已保存的数据条目
|---|

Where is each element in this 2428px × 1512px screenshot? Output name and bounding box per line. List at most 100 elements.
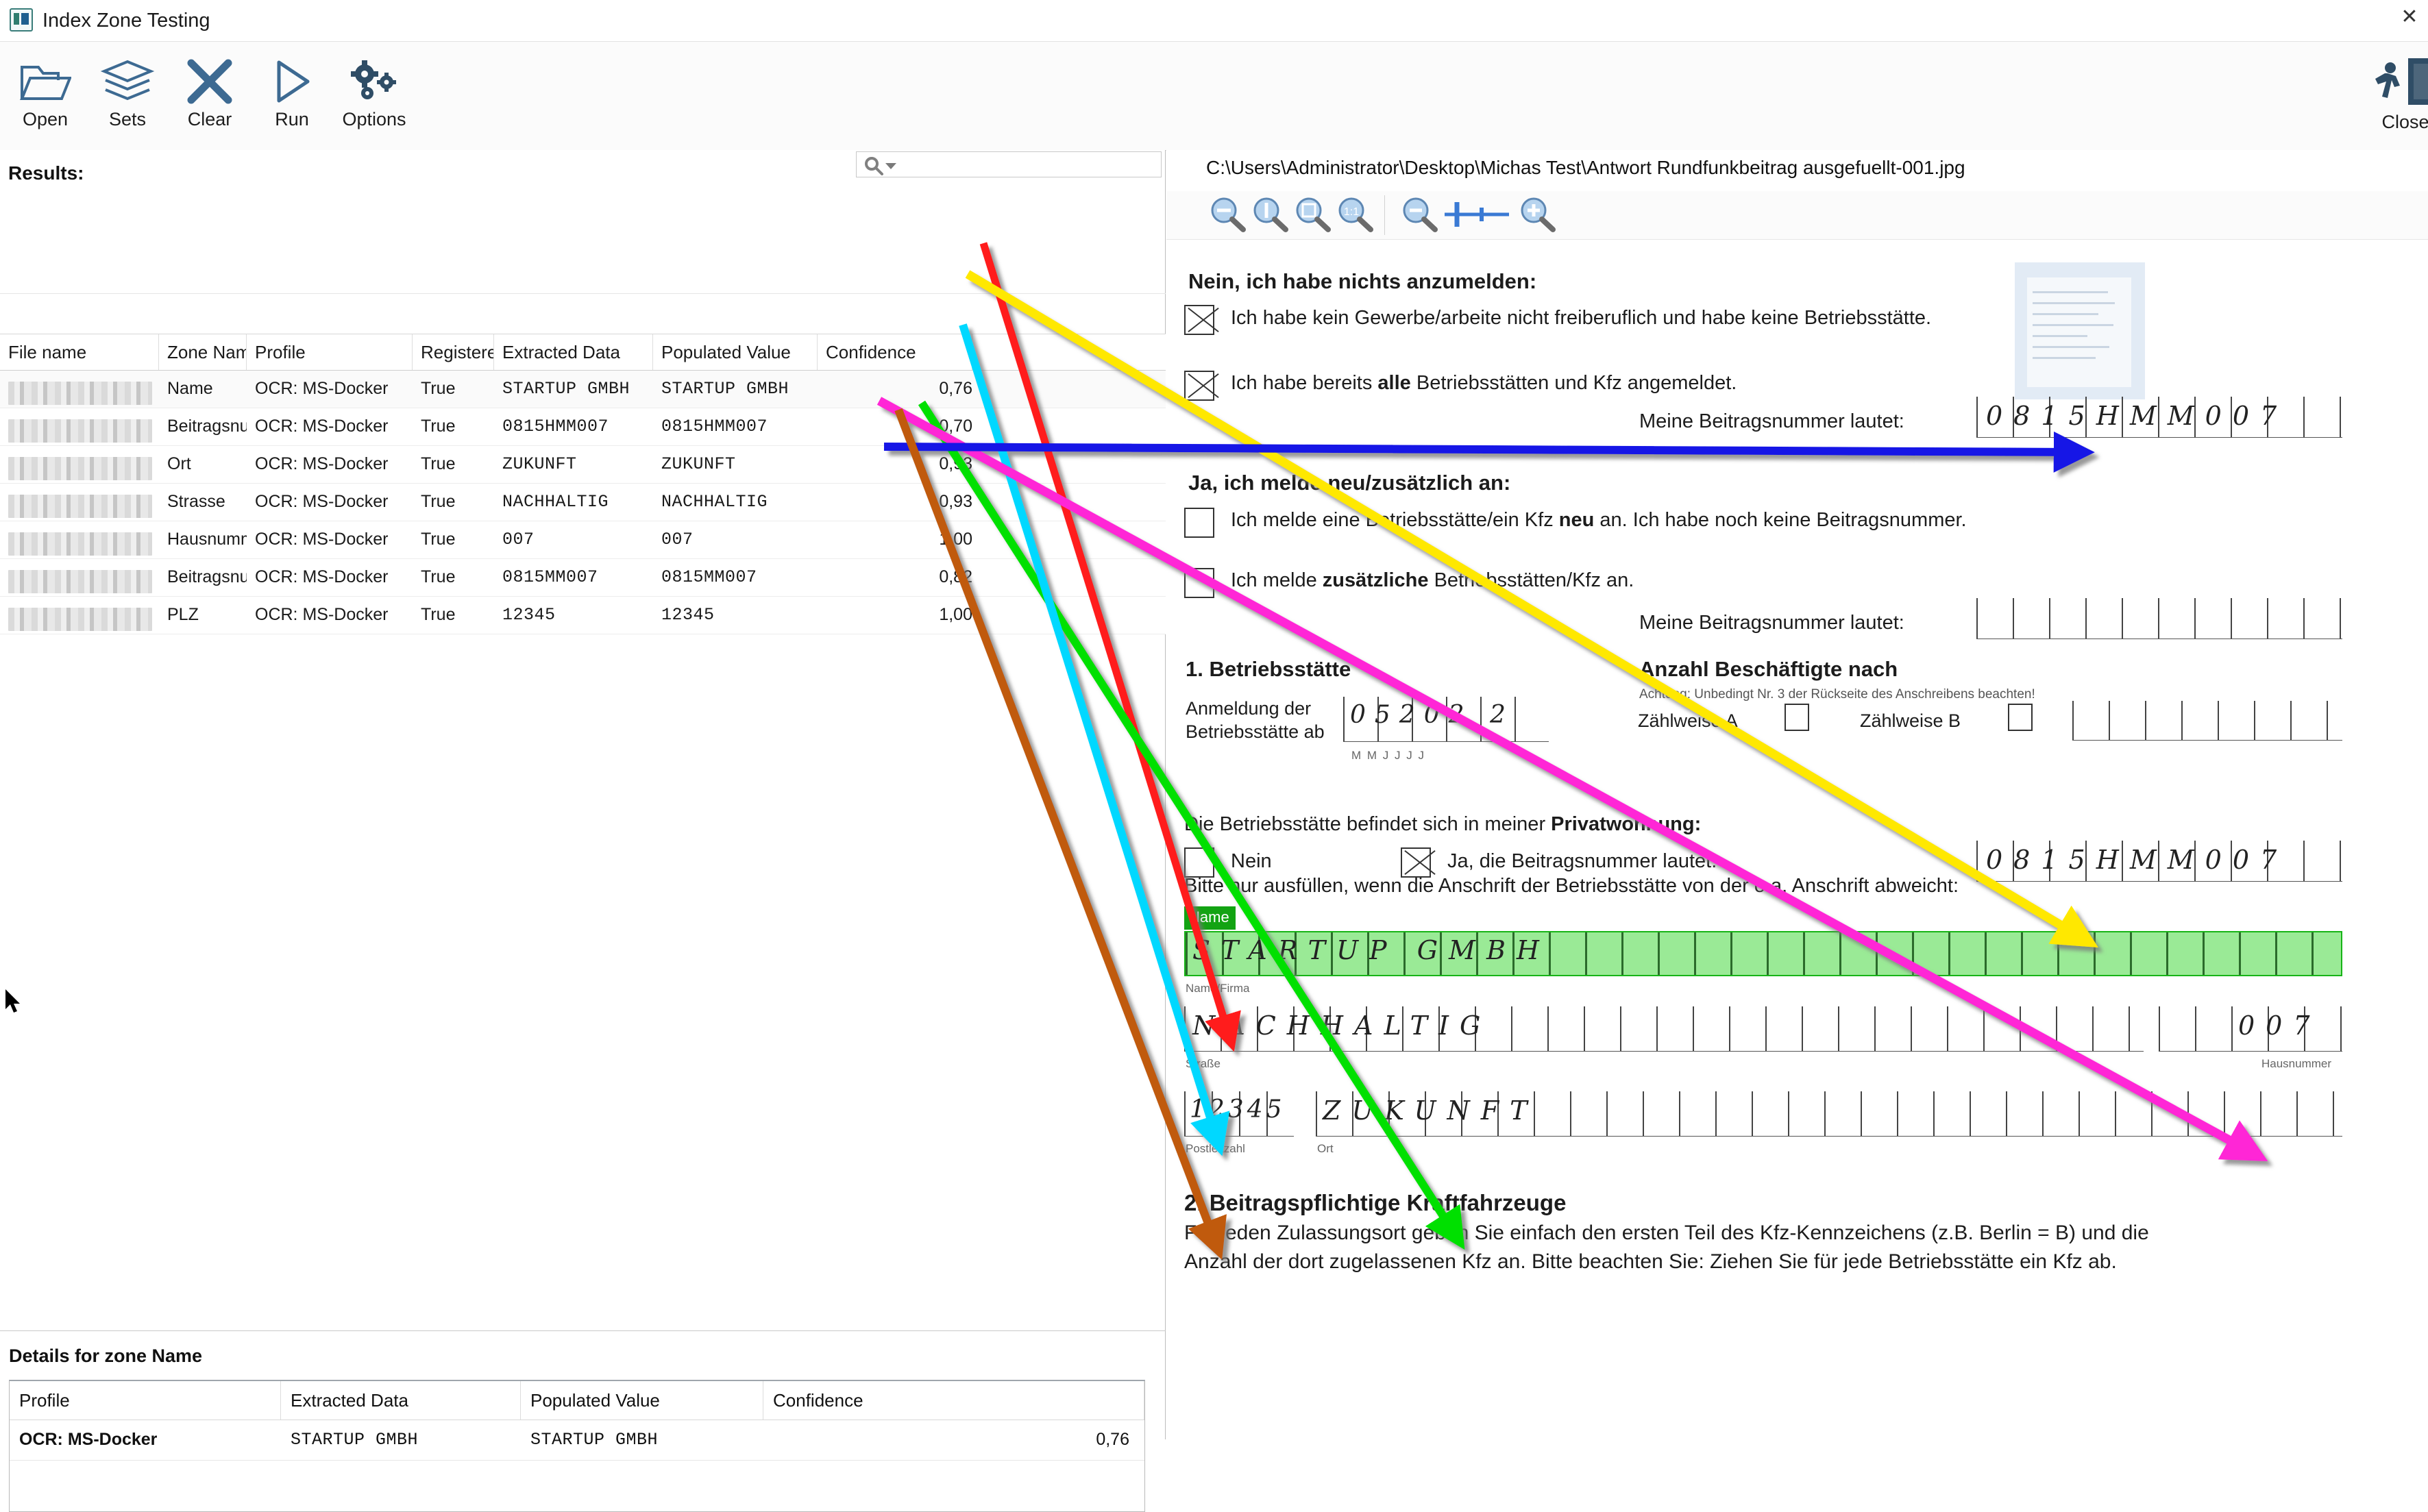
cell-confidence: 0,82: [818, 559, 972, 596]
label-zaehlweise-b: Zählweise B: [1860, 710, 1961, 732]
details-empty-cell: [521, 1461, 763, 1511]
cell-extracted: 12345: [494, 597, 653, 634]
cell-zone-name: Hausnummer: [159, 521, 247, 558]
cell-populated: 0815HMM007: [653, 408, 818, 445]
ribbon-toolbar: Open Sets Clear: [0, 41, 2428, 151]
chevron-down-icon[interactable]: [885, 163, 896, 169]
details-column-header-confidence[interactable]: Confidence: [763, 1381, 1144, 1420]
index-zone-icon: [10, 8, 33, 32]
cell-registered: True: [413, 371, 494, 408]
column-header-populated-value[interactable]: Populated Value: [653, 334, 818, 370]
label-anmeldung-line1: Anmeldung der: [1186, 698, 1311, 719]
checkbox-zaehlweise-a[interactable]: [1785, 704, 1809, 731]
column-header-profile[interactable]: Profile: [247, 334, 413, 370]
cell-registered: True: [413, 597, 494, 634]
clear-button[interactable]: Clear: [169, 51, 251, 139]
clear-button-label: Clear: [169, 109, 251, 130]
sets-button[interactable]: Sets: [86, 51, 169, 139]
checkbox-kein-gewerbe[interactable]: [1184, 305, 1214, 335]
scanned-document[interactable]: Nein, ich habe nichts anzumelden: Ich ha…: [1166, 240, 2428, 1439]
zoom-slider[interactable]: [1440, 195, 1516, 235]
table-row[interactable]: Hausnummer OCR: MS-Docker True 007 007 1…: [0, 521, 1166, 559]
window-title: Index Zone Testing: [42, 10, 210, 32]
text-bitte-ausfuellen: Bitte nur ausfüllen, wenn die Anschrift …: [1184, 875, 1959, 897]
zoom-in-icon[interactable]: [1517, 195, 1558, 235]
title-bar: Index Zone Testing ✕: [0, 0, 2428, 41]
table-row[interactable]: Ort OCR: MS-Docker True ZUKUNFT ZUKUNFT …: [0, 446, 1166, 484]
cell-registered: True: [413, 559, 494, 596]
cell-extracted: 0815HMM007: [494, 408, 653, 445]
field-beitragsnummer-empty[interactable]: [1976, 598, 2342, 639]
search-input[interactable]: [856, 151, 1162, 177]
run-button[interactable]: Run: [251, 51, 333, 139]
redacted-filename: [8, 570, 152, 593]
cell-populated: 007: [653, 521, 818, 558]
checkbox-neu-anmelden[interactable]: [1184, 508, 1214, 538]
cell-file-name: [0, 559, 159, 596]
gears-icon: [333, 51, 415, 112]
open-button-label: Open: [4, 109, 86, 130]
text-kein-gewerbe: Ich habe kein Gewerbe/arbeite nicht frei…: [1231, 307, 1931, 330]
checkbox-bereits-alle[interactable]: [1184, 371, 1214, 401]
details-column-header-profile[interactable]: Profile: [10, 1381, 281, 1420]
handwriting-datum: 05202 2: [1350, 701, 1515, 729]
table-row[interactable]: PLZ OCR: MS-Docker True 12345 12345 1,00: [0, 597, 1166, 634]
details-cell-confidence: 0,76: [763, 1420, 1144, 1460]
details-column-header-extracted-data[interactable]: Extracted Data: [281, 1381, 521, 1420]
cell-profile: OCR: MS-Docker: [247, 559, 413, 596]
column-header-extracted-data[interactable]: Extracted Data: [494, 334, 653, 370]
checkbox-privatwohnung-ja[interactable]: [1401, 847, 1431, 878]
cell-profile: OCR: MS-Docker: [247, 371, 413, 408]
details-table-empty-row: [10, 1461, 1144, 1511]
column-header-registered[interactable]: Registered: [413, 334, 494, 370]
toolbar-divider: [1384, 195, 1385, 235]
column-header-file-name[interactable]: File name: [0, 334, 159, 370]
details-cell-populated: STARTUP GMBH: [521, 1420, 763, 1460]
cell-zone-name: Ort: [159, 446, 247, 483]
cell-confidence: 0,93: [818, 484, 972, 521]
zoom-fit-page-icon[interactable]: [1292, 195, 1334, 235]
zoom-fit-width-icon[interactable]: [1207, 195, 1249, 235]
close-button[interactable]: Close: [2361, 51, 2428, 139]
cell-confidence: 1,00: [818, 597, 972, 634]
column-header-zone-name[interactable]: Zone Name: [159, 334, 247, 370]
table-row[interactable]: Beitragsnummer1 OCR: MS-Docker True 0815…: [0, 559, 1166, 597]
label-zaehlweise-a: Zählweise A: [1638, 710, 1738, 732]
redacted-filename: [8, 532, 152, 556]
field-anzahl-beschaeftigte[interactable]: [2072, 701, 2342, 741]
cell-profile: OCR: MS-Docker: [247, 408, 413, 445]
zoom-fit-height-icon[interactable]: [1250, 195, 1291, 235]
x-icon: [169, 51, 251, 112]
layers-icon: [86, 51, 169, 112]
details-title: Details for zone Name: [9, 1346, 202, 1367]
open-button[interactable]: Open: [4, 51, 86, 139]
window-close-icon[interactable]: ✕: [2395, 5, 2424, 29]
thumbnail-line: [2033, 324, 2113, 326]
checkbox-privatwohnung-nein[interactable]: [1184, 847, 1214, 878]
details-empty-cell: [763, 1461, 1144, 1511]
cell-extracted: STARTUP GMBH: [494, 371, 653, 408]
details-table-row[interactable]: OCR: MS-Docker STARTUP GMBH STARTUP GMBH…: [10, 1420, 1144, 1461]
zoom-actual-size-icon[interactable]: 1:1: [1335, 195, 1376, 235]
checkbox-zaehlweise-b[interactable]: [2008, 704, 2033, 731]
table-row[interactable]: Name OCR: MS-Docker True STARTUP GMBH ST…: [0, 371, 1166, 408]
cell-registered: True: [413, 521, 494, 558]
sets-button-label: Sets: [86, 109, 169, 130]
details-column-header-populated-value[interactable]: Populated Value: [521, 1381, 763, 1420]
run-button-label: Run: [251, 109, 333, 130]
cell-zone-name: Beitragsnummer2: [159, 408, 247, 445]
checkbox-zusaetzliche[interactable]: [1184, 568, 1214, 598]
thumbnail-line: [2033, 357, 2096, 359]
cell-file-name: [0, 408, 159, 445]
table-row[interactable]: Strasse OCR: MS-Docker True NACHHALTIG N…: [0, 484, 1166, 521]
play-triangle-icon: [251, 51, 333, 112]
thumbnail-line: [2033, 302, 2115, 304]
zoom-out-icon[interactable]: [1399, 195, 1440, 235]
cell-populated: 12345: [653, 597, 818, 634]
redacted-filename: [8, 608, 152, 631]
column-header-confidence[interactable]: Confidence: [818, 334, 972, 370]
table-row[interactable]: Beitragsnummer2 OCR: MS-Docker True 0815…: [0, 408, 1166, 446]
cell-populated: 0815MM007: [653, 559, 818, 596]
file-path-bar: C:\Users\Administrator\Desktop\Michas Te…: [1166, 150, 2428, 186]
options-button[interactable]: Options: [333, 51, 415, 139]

|---|

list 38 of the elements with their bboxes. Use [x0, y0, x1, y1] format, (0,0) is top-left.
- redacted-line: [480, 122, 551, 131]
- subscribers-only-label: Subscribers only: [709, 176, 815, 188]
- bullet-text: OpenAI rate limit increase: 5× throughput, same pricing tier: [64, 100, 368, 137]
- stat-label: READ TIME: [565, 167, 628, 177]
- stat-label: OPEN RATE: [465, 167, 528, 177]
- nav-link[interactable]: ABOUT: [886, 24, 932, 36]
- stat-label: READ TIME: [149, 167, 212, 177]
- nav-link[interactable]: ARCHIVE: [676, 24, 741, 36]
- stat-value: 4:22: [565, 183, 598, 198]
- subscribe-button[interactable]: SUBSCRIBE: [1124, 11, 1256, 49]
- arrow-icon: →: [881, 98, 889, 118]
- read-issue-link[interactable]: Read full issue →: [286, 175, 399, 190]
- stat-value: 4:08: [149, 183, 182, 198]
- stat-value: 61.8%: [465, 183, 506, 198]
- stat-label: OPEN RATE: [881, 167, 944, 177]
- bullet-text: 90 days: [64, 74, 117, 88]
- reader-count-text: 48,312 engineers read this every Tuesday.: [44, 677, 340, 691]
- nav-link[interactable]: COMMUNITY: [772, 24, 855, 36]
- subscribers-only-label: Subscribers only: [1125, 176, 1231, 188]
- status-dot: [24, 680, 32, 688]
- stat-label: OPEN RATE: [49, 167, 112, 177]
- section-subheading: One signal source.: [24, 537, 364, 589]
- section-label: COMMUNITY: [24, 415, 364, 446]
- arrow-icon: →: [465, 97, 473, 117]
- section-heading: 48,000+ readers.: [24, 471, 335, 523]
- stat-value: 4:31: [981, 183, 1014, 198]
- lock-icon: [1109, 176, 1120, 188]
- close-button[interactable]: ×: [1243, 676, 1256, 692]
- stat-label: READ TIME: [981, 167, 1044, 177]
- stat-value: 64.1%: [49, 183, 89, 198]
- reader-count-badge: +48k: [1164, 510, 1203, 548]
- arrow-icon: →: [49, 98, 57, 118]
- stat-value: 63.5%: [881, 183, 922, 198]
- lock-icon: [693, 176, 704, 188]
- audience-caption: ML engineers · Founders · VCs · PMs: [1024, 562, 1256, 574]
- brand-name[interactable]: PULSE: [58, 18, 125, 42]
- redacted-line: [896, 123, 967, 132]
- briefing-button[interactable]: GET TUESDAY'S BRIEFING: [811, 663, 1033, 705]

|---|

- 任务说明:
把从含有“cell-confidence: 0,82: [818, 559, 972, 596]”的那一行一直到含有“zoom-slider[interactable]: [1440, 195, 1516, 235]”的那一行原样抄下来，首尾两行都要算在内。

- 参考答案:
cell-confidence: 0,82: [818, 559, 972, 596]
label-zaehlweise-b: Zählweise B: [1860, 710, 1961, 732]
details-empty-cell: [521, 1461, 763, 1511]
cell-extracted: 12345: [494, 597, 653, 634]
cell-zone-name: Hausnummer: [159, 521, 247, 558]
cell-populated: 0815HMM007: [653, 408, 818, 445]
ribbon-toolbar: Open Sets Clear: [0, 41, 2428, 151]
chevron-down-icon[interactable]: [885, 163, 896, 169]
details-column-header-confidence[interactable]: Confidence: [763, 1381, 1144, 1420]
index-zone-icon: [10, 8, 33, 32]
cell-registered: True: [413, 371, 494, 408]
column-header-populated-value[interactable]: Populated Value: [653, 334, 818, 370]
label-anmeldung-line1: Anmeldung der: [1186, 698, 1311, 719]
checkbox-zaehlweise-a[interactable]: [1785, 704, 1809, 731]
column-header-profile[interactable]: Profile: [247, 334, 413, 370]
cell-registered: True: [413, 597, 494, 634]
clear-button[interactable]: Clear: [169, 51, 251, 139]
clear-button-label: Clear: [169, 109, 251, 130]
sets-button[interactable]: Sets: [86, 51, 169, 139]
checkbox-kein-gewerbe[interactable]: [1184, 305, 1214, 335]
scanned-document[interactable]: Nein, ich habe nichts anzumelden: Ich ha…: [1166, 240, 2428, 1439]
zoom-slider[interactable]: [1440, 195, 1516, 235]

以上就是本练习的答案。